Every entry below must appear again, exactly as written.

======== Material

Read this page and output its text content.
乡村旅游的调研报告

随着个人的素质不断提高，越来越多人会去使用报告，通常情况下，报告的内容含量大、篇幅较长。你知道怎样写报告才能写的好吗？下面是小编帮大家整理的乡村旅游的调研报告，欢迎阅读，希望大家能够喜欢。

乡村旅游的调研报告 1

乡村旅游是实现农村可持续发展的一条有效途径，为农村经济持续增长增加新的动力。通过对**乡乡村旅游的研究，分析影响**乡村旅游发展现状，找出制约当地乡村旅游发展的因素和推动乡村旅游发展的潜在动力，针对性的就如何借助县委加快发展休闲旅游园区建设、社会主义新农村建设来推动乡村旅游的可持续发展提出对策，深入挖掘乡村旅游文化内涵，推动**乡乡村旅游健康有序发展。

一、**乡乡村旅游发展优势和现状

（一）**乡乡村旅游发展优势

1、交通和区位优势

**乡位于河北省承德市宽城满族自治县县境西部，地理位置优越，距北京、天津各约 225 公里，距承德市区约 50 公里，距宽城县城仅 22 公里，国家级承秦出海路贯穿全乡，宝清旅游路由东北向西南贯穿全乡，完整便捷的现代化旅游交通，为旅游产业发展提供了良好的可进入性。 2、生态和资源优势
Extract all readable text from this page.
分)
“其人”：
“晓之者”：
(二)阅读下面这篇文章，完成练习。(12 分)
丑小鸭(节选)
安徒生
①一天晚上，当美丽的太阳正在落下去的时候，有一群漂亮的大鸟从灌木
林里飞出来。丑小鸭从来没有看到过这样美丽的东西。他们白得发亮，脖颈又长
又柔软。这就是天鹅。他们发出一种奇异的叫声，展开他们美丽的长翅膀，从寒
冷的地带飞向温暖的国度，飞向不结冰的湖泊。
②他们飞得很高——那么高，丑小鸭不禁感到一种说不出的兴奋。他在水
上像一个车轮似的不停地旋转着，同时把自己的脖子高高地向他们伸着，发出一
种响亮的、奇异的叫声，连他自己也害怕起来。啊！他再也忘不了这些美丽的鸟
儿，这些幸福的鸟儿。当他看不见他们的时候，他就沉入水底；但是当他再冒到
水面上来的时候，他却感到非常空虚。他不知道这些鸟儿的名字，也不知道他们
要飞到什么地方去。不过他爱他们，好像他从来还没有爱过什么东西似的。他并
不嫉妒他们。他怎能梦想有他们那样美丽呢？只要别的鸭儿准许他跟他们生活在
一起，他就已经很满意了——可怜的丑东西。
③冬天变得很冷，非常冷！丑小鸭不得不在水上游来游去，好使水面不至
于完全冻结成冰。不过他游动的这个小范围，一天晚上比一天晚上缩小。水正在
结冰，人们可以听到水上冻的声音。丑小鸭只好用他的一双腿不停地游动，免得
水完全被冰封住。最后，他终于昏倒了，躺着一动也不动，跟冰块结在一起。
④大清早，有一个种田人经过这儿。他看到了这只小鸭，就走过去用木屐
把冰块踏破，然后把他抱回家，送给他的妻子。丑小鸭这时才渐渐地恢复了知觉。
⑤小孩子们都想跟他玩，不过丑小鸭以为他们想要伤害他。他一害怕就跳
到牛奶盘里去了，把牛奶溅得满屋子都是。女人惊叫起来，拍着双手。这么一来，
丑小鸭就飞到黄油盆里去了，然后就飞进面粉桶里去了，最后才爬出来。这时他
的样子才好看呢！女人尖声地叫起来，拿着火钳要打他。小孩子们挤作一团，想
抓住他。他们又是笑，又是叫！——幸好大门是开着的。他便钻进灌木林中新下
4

================

* [Reply]:
Read this page and output its text content.
乡村旅游的调研报告

随着个人的素质不断提高，越来越多人会去使用报告，通常情况下，报告的内容含量大、篇幅较长。你知道怎样写报告才能写的好吗？下面是小编帮大家整理的乡村旅游的调研报告，欢迎阅读，希望大家能够喜欢。

乡村旅游的调研报告 1

乡村旅游是实现农村可持续发展的一条有效途径，为农村经济持续增长增加新的动力。通过对**乡乡村旅游的研究，分析影响**乡村旅游发展现状，找出制约当地乡村旅游发展的因素和推动乡村旅游发展的潜在动力，针对性的就如何借助县委加快发展休闲旅游园区建设、社会主义新农村建设来推动乡村旅游的可持续发展提出对策，深入挖掘乡村旅游文化内涵，推动**乡乡村旅游健康有序发展。

一、**乡乡村旅游发展优势和现状

（一）**乡乡村旅游发展优势

1、交通和区位优势

**乡位于河北省承德市宽城满族自治县县境西部，地理位置优越，距北京、天津各约 225 公里，距承德市区约 50 公里，距宽城县城仅 22 公里，国家级承秦出海路贯穿全乡，宝清旅游路由东北向西南贯穿全乡，完整便捷的现代化旅游交通，为旅游产业发展提供了良好的可进入性。 2、生态和资源优势
Extract all readable text from this page.
分)
“其人”：
“晓之者”：
(二)阅读下面这篇文章，完成练习。(12 分)
丑小鸭(节选)
安徒生
①一天晚上，当美丽的太阳正在落下去的时候，有一群漂亮的大鸟从灌木
林里飞出来。丑小鸭从来没有看到过这样美丽的东西。他们白得发亮，脖颈又长
又柔软。这就是天鹅。他们发出一种奇异的叫声，展开他们美丽的长翅膀，从寒
冷的地带飞向温暖的国度，飞向不结冰的湖泊。
②他们飞得很高——那么高，丑小鸭不禁感到一种说不出的兴奋。他在水
上像一个车轮似的不停地旋转着，同时把自己的脖子高高地向他们伸着，发出一
种响亮的、奇异的叫声，连他自己也害怕起来。啊！他再也忘不了这些美丽的鸟
儿，这些幸福的鸟儿。当他看不见他们的时候，他就沉入水底；但是当他再冒到
水面上来的时候，他却感到非常空虚。他不知道这些鸟儿的名字，也不知道他们
要飞到什么地方去。不过他爱他们，好像他从来还没有爱过什么东西似的。他并
不嫉妒他们。他怎能梦想有他们那样美丽呢？只要别的鸭儿准许他跟他们生活在
一起，他就已经很满意了——可怜的丑东西。
③冬天变得很冷，非常冷！丑小鸭不得不在水上游来游去，好使水面不至
于完全冻结成冰。不过他游动的这个小范围，一天晚上比一天晚上缩小。水正在
结冰，人们可以听到水上冻的声音。丑小鸭只好用他的一双腿不停地游动，免得
水完全被冰封住。最后，他终于昏倒了，躺着一动也不动，跟冰块结在一起。
④大清早，有一个种田人经过这儿。他看到了这只小鸭，就走过去用木屐
把冰块踏破，然后把他抱回家，送给他的妻子。丑小鸭这时才渐渐地恢复了知觉。
⑤小孩子们都想跟他玩，不过丑小鸭以为他们想要伤害他。他一害怕就跳
到牛奶盘里去了，把牛奶溅得满屋子都是。女人惊叫起来，拍着双手。这么一来，
丑小鸭就飞到黄油盆里去了，然后就飞进面粉桶里去了，最后才爬出来。这时他
的样子才好看呢！女人尖声地叫起来，拿着火钳要打他。小孩子们挤作一团，想
抓住他。他们又是笑，又是叫！——幸好大门是开着的。他便钻进灌木林中新下
4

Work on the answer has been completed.